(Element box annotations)
## Begin
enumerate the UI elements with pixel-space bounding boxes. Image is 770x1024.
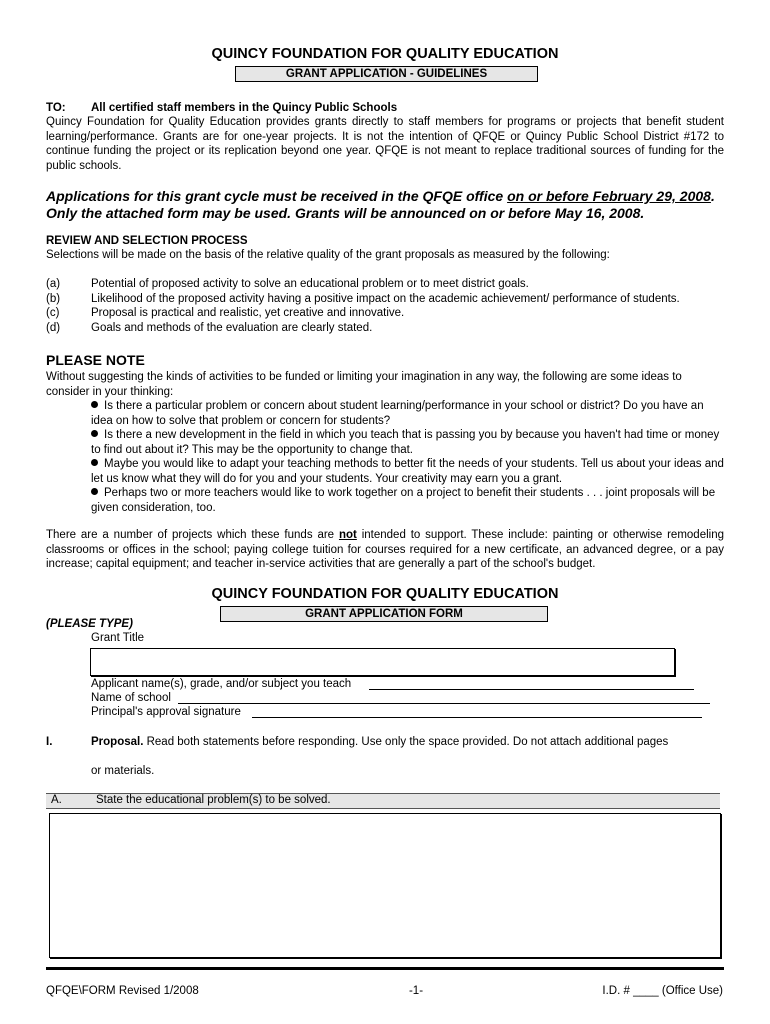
form-title: QUINCY FOUNDATION FOR QUALITY EDUCATION <box>211 586 559 602</box>
school-label: Name of school <box>91 692 171 704</box>
form-header: GRANT APPLICATION FORM <box>220 606 548 622</box>
bullet-icon <box>91 488 98 495</box>
list-item: (b) Likelihood of the proposed activity having a positive impact on the academic achievement/ performance of students. <box>46 292 680 305</box>
footer-rule <box>46 967 724 970</box>
list-item: (a) Potential of proposed activity to solve an educational problem or to meet district goals. <box>46 278 529 290</box>
section-number: I. <box>46 736 53 748</box>
footer-left: QFQE\FORM Revised 1/2008 <box>46 985 199 997</box>
to-text: All certified staff members in the Quincy Public Schools <box>91 102 398 114</box>
principal-label: Principal's approval signature <box>91 706 241 718</box>
applicant-label: Applicant name(s), grade, and/or subject you teach <box>91 678 352 690</box>
page-title: QUINCY FOUNDATION FOR QUALITY EDUCATION <box>211 46 559 62</box>
section-a-text: State the educational problem(s) to be solved. <box>96 794 331 806</box>
list-item: Is there a particular problem or concern about student learning/performance in your school or district? Do you have an idea on how to solve that problem or concern for students? <box>91 400 704 427</box>
list-item: Is there a new development in the field in which you teach that is passing you by because you haven't had time or money to find out about it? This may be the opportunity to change that. <box>91 429 720 456</box>
applicant-field[interactable] <box>369 689 694 690</box>
grant-title-input[interactable] <box>90 648 675 676</box>
please-type-note: (PLEASE TYPE) <box>46 618 133 630</box>
to-label: TO: <box>46 102 66 114</box>
school-field[interactable] <box>178 703 710 704</box>
note-intro: Without suggesting the kinds of activities to be funded or limiting your imagination in any way, the following are some ideas to consider in your thinking: <box>46 371 682 398</box>
review-intro: Selections will be made on the basis of the relative quality of the grant proposals as measured by the following: <box>46 249 610 261</box>
list-item: Perhaps two or more teachers would like to work together on a project to benefit their students . . . joint proposals will be given consideration, too. <box>91 487 716 514</box>
section-a-response-box[interactable] <box>49 813 721 958</box>
list-item: Maybe you would like to adapt your teaching methods to better fit the needs of your students. Tell us about your ideas and let us know what they will do for you and your students. Your creativity may earn you a grant. <box>91 458 724 485</box>
criteria-list <box>46 277 680 335</box>
guidelines-header: GRANT APPLICATION - GUIDELINES <box>235 66 538 82</box>
deadline-notice <box>46 188 736 222</box>
deadline-text-a: Applications for this grant cycle must be received in the QFQE office <box>46 188 508 204</box>
bullet-icon <box>91 430 98 437</box>
deadline-text-b: . Only the attached form may be used. Grants will be announced on or before May 16, 2008. <box>46 188 715 221</box>
intro-paragraph: Quincy Foundation for Quality Education provides grants directly to staff members for programs or projects that benefit student learning/performance. Grants are for one-year projects. It is not the intention of QFQE or Quincy Public School District #172 to continue funding the project or its replication beyond one year. QFQE is not meant to replace traditional sources of funding for the public schools. <box>46 116 724 172</box>
page-number: -1- <box>408 985 424 997</box>
footer-right: I.D. # ____ (Office Use) <box>602 985 723 997</box>
principal-signature-field[interactable] <box>252 717 702 718</box>
review-heading: REVIEW AND SELECTION PROCESS <box>46 235 248 247</box>
not-funded-paragraph: There are a number of projects which these funds are not intended to support. These include: painting or otherwise remodeling classrooms or offices in the school; paying college tuition for courses required for a new certificate, an advanced degree, or a pay increase; capital equipment; and teacher in-service activities that are generally a part of the school's budget. <box>46 529 724 570</box>
bullet-icon <box>91 401 98 408</box>
grant-title-label: Grant Title <box>91 632 145 644</box>
proposal-instructions: Proposal. Read both statements before responding. Use only the space provided. Do not attach additional pages <box>91 736 669 748</box>
list-item: (d) Goals and methods of the evaluation are clearly stated. <box>46 321 373 334</box>
deadline-date: on or before February 29, 2008 <box>507 188 711 204</box>
section-a-label: A. <box>51 794 62 806</box>
list-item: (c) Proposal is practical and realistic, yet creative and innovative. <box>46 307 405 319</box>
proposal-instructions-cont: or materials. <box>91 765 155 777</box>
ideas-list <box>91 399 725 515</box>
bullet-icon <box>91 459 98 466</box>
please-note-heading: PLEASE NOTE <box>46 352 145 368</box>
## End
Please copy all of the material above line for line, leaving out any pictures.

**Result of the exercise**
enumerate the UI elements with pixel-space bounding boxes. Image is 770x1024.
form-title: QUINCY FOUNDATION FOR QUALITY EDUCATION <box>211 586 559 602</box>
school-label: Name of school <box>91 692 171 704</box>
form-header: GRANT APPLICATION FORM <box>220 606 548 622</box>
bullet-icon <box>91 488 98 495</box>
list-item: (b) Likelihood of the proposed activity having a positive impact on the academic achievement/ performance of students. <box>46 292 680 305</box>
footer-rule <box>46 967 724 970</box>
list-item: (a) Potential of proposed activity to solve an educational problem or to meet district goals. <box>46 278 529 290</box>
section-number: I. <box>46 736 53 748</box>
footer-left: QFQE\FORM Revised 1/2008 <box>46 985 199 997</box>
to-text: All certified staff members in the Quincy Public Schools <box>91 102 398 114</box>
principal-label: Principal's approval signature <box>91 706 241 718</box>
applicant-label: Applicant name(s), grade, and/or subject you teach <box>91 678 352 690</box>
page-title: QUINCY FOUNDATION FOR QUALITY EDUCATION <box>211 46 559 62</box>
section-a-text: State the educational problem(s) to be solved. <box>96 794 331 806</box>
list-item: Is there a particular problem or concern about student learning/performance in your school or district? Do you have an idea on how to solve that problem or concern for students? <box>91 400 704 427</box>
list-item: Is there a new development in the field in which you teach that is passing you by because you haven't had time or money to find out about it? This may be the opportunity to change that. <box>91 429 720 456</box>
applicant-field[interactable] <box>369 689 694 690</box>
grant-title-input[interactable] <box>90 648 675 676</box>
please-type-note: (PLEASE TYPE) <box>46 618 133 630</box>
to-label: TO: <box>46 102 66 114</box>
school-field[interactable] <box>178 703 710 704</box>
note-intro: Without suggesting the kinds of activities to be funded or limiting your imagination in any way, the following are some ideas to consider in your thinking: <box>46 371 682 398</box>
review-intro: Selections will be made on the basis of the relative quality of the grant proposals as measured by the following: <box>46 249 610 261</box>
list-item: Perhaps two or more teachers would like to work together on a project to benefit their students . . . joint proposals will be given consideration, too. <box>91 487 716 514</box>
section-a-response-box[interactable] <box>49 813 721 958</box>
list-item: Maybe you would like to adapt your teaching methods to better fit the needs of your students. Tell us about your ideas and let us know what they will do for you and your students. Your creativity may earn you a grant. <box>91 458 724 485</box>
criteria-list <box>46 277 680 335</box>
guidelines-header: GRANT APPLICATION - GUIDELINES <box>235 66 538 82</box>
deadline-notice <box>46 188 736 222</box>
deadline-text-a: Applications for this grant cycle must be received in the QFQE office <box>46 188 508 204</box>
bullet-icon <box>91 430 98 437</box>
deadline-text-b: . Only the attached form may be used. Grants will be announced on or before May 16, 2008. <box>46 188 715 221</box>
intro-paragraph: Quincy Foundation for Quality Education provides grants directly to staff members for programs or projects that benefit student learning/performance. Grants are for one-year projects. It is not the intention of QFQE or Quincy Public School District #172 to continue funding the project or its replication beyond one year. QFQE is not meant to replace traditional sources of funding for the public schools. <box>46 116 724 172</box>
page-number: -1- <box>408 985 424 997</box>
footer-right: I.D. # ____ (Office Use) <box>602 985 723 997</box>
principal-signature-field[interactable] <box>252 717 702 718</box>
review-heading: REVIEW AND SELECTION PROCESS <box>46 235 248 247</box>
not-funded-paragraph: There are a number of projects which these funds are not intended to support. These include: painting or otherwise remodeling classrooms or offices in the school; paying college tuition for courses required for a new certificate, an advanced degree, or a pay increase; capital equipment; and teacher in-service activities that are generally a part of the school's budget. <box>46 529 724 570</box>
bullet-icon <box>91 401 98 408</box>
grant-title-label: Grant Title <box>91 632 145 644</box>
proposal-instructions: Proposal. Read both statements before responding. Use only the space provided. Do not attach additional pages <box>91 736 669 748</box>
list-item: (d) Goals and methods of the evaluation are clearly stated. <box>46 321 373 334</box>
deadline-date: on or before February 29, 2008 <box>507 188 711 204</box>
section-a-label: A. <box>51 794 62 806</box>
list-item: (c) Proposal is practical and realistic, yet creative and innovative. <box>46 307 405 319</box>
proposal-instructions-cont: or materials. <box>91 765 155 777</box>
ideas-list <box>91 399 725 515</box>
bullet-icon <box>91 459 98 466</box>
please-note-heading: PLEASE NOTE <box>46 352 145 368</box>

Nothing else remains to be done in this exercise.